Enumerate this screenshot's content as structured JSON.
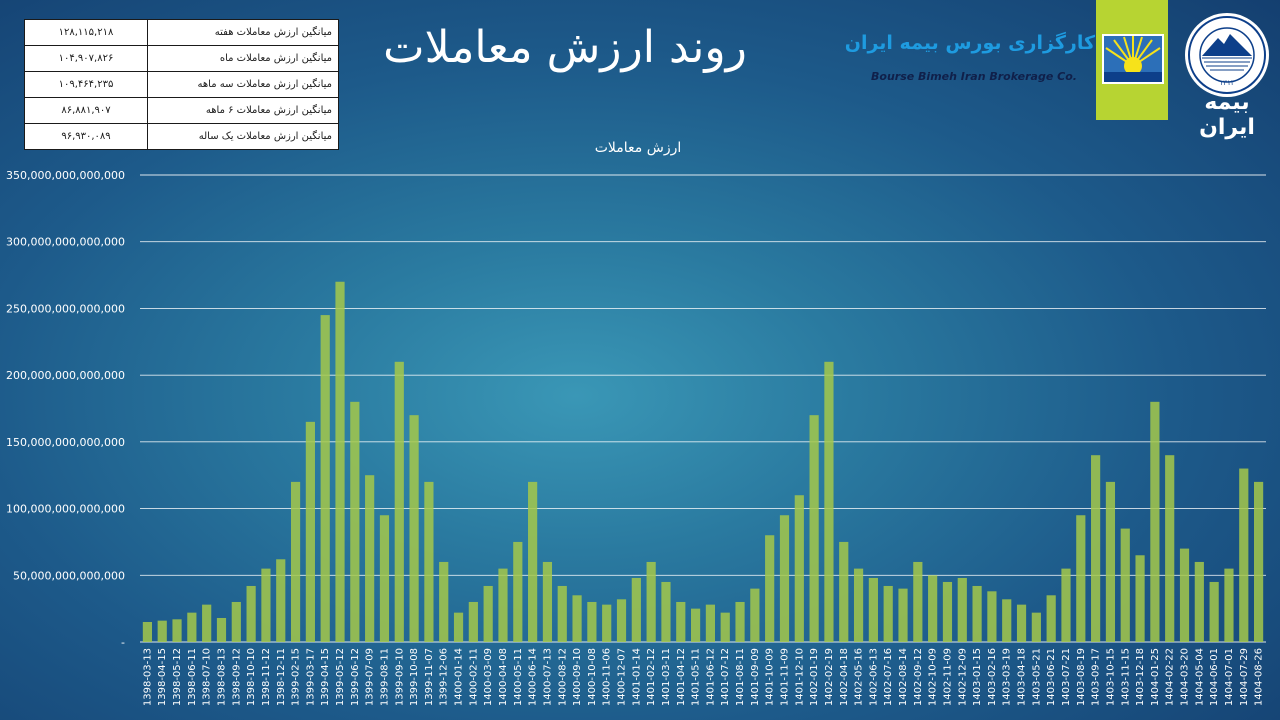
{
  "title": "روند ارزش معاملات",
  "summary": [
    {
      "value": "۱۲۸,۱۱۵,۲۱۸",
      "label": "میانگین ارزش معاملات هفته"
    },
    {
      "value": "۱۰۴,۹۰۷,۸۲۶",
      "label": "میانگین ارزش معاملات ماه"
    },
    {
      "value": "۱۰۹,۴۶۴,۲۳۵",
      "label": "میانگین ارزش معاملات سه ماهه"
    },
    {
      "value": "۸۶,۸۸۱,۹۰۷",
      "label": "میانگین ارزش معاملات ۶ ماهه"
    },
    {
      "value": "۹۶,۹۳۰,۰۸۹",
      "label": "میانگین ارزش معاملات یک ساله"
    }
  ],
  "broker": {
    "name_fa": "کارگزاری بورس بیمه ایران",
    "name_en": "Bourse Bimeh Iran Brokerage Co."
  },
  "insurer": {
    "name_fa": "بیمه ایران",
    "seal_year": "۱۳۱۴"
  },
  "colors": {
    "bar": "#a4c84a",
    "grid": "#ffffff",
    "band": "#b7d432",
    "broker_blue": "#1e9be0"
  },
  "icons": [
    "sunrise-emblem-icon",
    "mountain-seal-icon"
  ],
  "chart_data": {
    "type": "bar",
    "title": "ارزش معاملات",
    "xlabel": "",
    "ylabel": "",
    "ylim": [
      0,
      350000000000000
    ],
    "yticks": [
      0,
      50000000000000,
      100000000000000,
      150000000000000,
      200000000000000,
      250000000000000,
      300000000000000,
      350000000000000
    ],
    "ytick_labels": [
      "-",
      "50,000,000,000,000",
      "100,000,000,000,000",
      "150,000,000,000,000",
      "200,000,000,000,000",
      "250,000,000,000,000",
      "300,000,000,000,000",
      "350,000,000,000,000"
    ],
    "grid": true,
    "legend": "none",
    "categories": [
      "1398-03-13",
      "1398-04-15",
      "1398-05-12",
      "1398-06-11",
      "1398-07-10",
      "1398-08-13",
      "1398-09-12",
      "1398-10-10",
      "1398-11-12",
      "1398-12-11",
      "1399-02-15",
      "1399-03-17",
      "1399-04-15",
      "1399-05-12",
      "1399-06-12",
      "1399-07-09",
      "1399-08-11",
      "1399-09-10",
      "1399-10-08",
      "1399-11-07",
      "1399-12-06",
      "1400-01-14",
      "1400-02-11",
      "1400-03-09",
      "1400-04-08",
      "1400-05-11",
      "1400-06-14",
      "1400-07-13",
      "1400-08-12",
      "1400-09-10",
      "1400-10-08",
      "1400-11-06",
      "1400-12-07",
      "1401-01-14",
      "1401-02-12",
      "1401-03-11",
      "1401-04-12",
      "1401-05-11",
      "1401-06-12",
      "1401-07-12",
      "1401-08-11",
      "1401-09-09",
      "1401-10-09",
      "1401-11-09",
      "1401-12-10",
      "1402-01-19",
      "1402-02-19",
      "1402-04-18",
      "1402-05-16",
      "1402-06-13",
      "1402-07-16",
      "1402-08-14",
      "1402-09-12",
      "1402-10-09",
      "1402-11-09",
      "1402-12-09",
      "1403-01-15",
      "1403-02-16",
      "1403-03-19",
      "1403-04-18",
      "1403-05-21",
      "1403-06-21",
      "1403-07-21",
      "1403-08-19",
      "1403-09-17",
      "1403-10-15",
      "1403-11-15",
      "1403-12-18",
      "1404-01-25",
      "1404-02-22",
      "1404-03-20",
      "1404-05-04",
      "1404-06-01",
      "1404-07-01",
      "1404-07-29",
      "1404-08-26"
    ],
    "values": [
      15000000000000,
      16000000000000,
      17000000000000,
      22000000000000,
      28000000000000,
      18000000000000,
      30000000000000,
      42000000000000,
      55000000000000,
      62000000000000,
      120000000000000,
      165000000000000,
      245000000000000,
      270000000000000,
      180000000000000,
      125000000000000,
      95000000000000,
      210000000000000,
      170000000000000,
      120000000000000,
      60000000000000,
      22000000000000,
      30000000000000,
      42000000000000,
      55000000000000,
      75000000000000,
      120000000000000,
      60000000000000,
      42000000000000,
      35000000000000,
      30000000000000,
      28000000000000,
      32000000000000,
      48000000000000,
      60000000000000,
      45000000000000,
      30000000000000,
      25000000000000,
      28000000000000,
      22000000000000,
      30000000000000,
      40000000000000,
      80000000000000,
      95000000000000,
      110000000000000,
      170000000000000,
      210000000000000,
      75000000000000,
      55000000000000,
      48000000000000,
      42000000000000,
      40000000000000,
      60000000000000,
      50000000000000,
      45000000000000,
      48000000000000,
      42000000000000,
      38000000000000,
      32000000000000,
      28000000000000,
      22000000000000,
      35000000000000,
      55000000000000,
      95000000000000,
      140000000000000,
      120000000000000,
      85000000000000,
      65000000000000,
      180000000000000,
      140000000000000,
      70000000000000,
      60000000000000,
      45000000000000,
      55000000000000,
      130000000000000,
      120000000000000
    ]
  }
}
☆ ☆ ☆ ☆ ☆
**Your task**
Gather each line in the data that holds the string "میانگین".

**Full answer**
      "label": "میانگین ارزش معاملات هفته"
      "label": "میانگین ارزش معاملات ماه"
      "label": "میانگین ارزش معاملات سه ماهه"
      "label": "میانگین ارزش معاملات ۶ ماهه"
      "label": "میانگین ارزش معاملات یک ساله"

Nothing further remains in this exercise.